** WRITTEN PROBLEM **
Copy the entries below exactly. Images do not belong in the copy.

** TASK INPUT **
▶
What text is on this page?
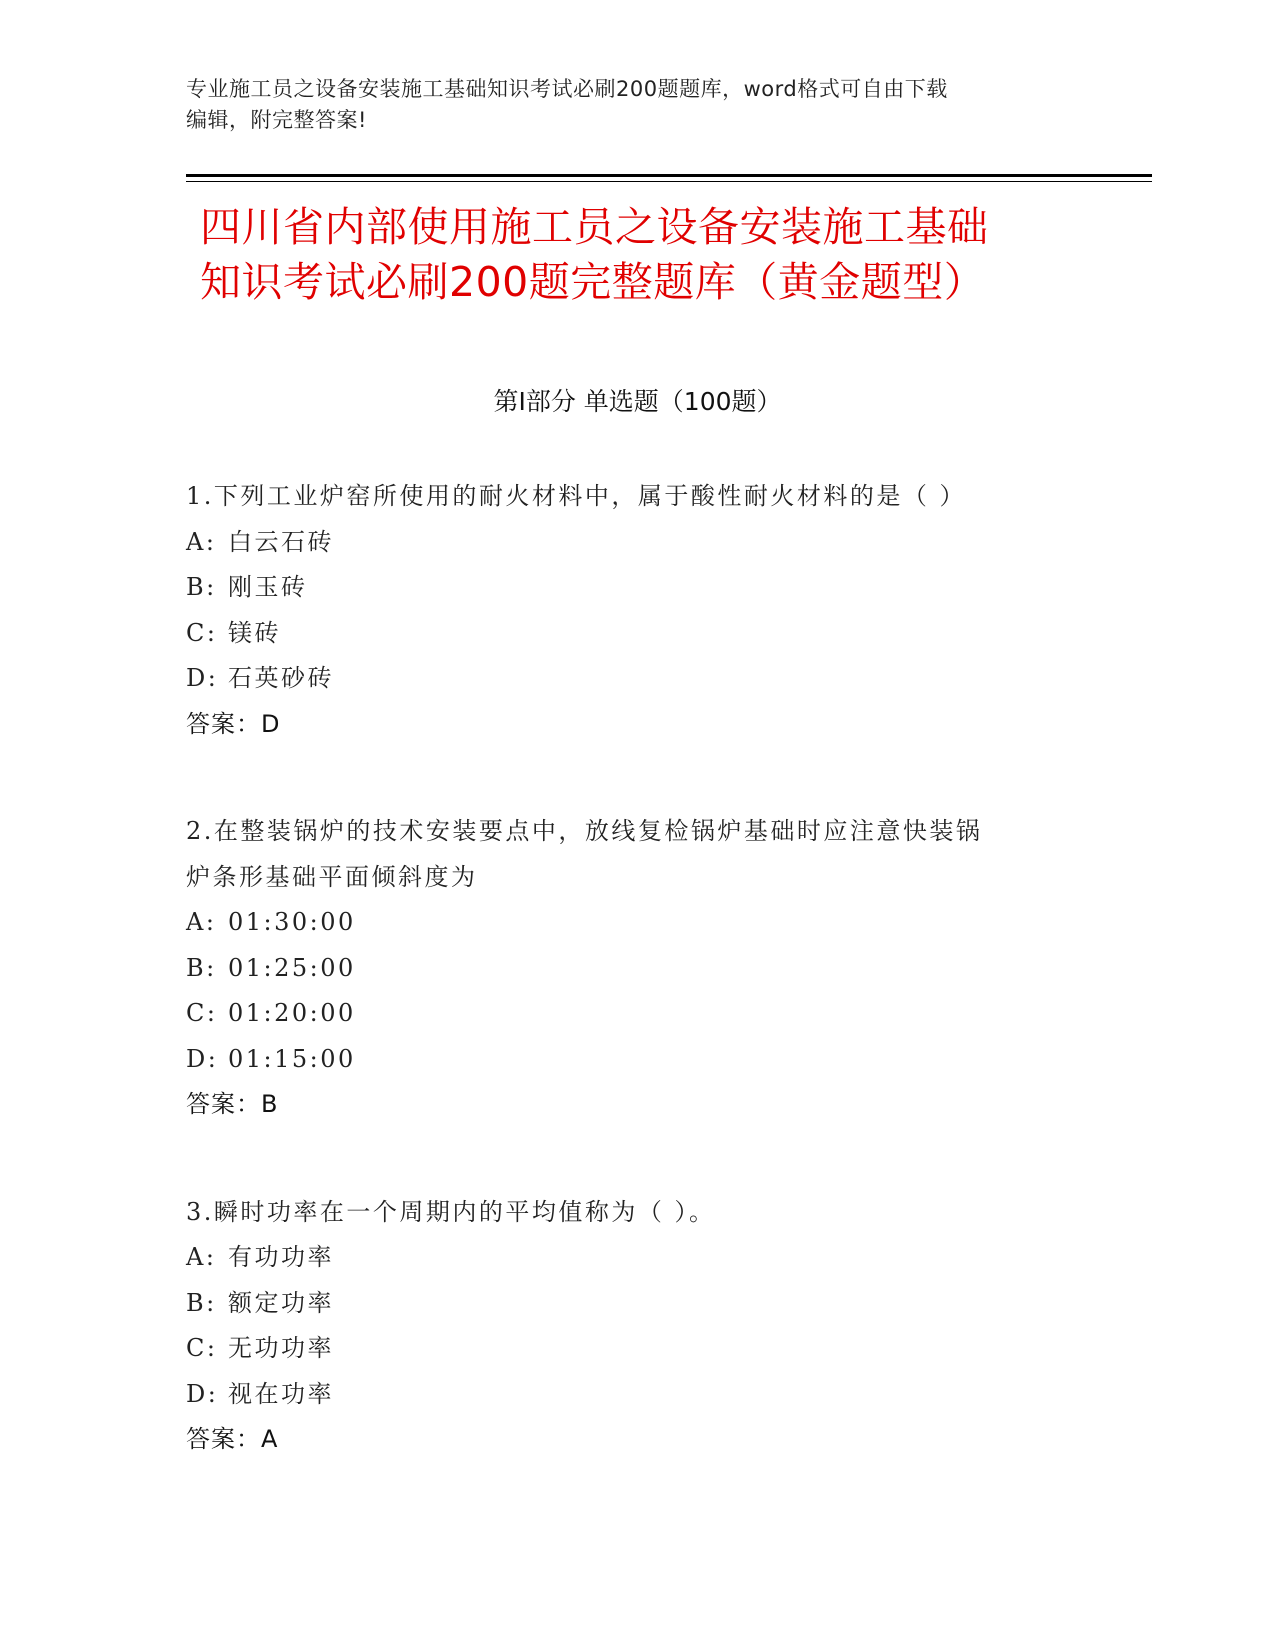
专业施工员之设备安装施工基础知识考试必刷200题题库，word格式可自由下载
编辑，附完整答案!
四川省内部使用施工员之设备安装施工基础
知识考试必刷200题完整题库（黄金题型）
第Ⅰ部分 单选题（100题）
1.下列工业炉窑所使用的耐火材料中，属于酸性耐火材料的是（ ）
A: 白云石砖
B: 刚玉砖
C: 镁砖
D: 石英砂砖
答案：D
2.在整装锅炉的技术安装要点中，放线复检锅炉基础时应注意快装锅
炉条形基础平面倾斜度为
A: 01:30:00
B: 01:25:00
C: 01:20:00
D: 01:15:00
答案：B
3.瞬时功率在一个周期内的平均值称为（ ）。
A: 有功功率
B: 额定功率
C: 无功功率
D: 视在功率
答案：A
◀
** COMPLETED TASK **
What text is on this page?
专业施工员之设备安装施工基础知识考试必刷200题题库，word格式可自由下载
编辑，附完整答案!
四川省内部使用施工员之设备安装施工基础
知识考试必刷200题完整题库（黄金题型）
第Ⅰ部分 单选题（100题）
1.下列工业炉窑所使用的耐火材料中，属于酸性耐火材料的是（ ）
A: 白云石砖
B: 刚玉砖
C: 镁砖
D: 石英砂砖
答案：D
2.在整装锅炉的技术安装要点中，放线复检锅炉基础时应注意快装锅
炉条形基础平面倾斜度为
A: 01:30:00
B: 01:25:00
C: 01:20:00
D: 01:15:00
答案：B
3.瞬时功率在一个周期内的平均值称为（ ）。
A: 有功功率
B: 额定功率
C: 无功功率
D: 视在功率
答案：A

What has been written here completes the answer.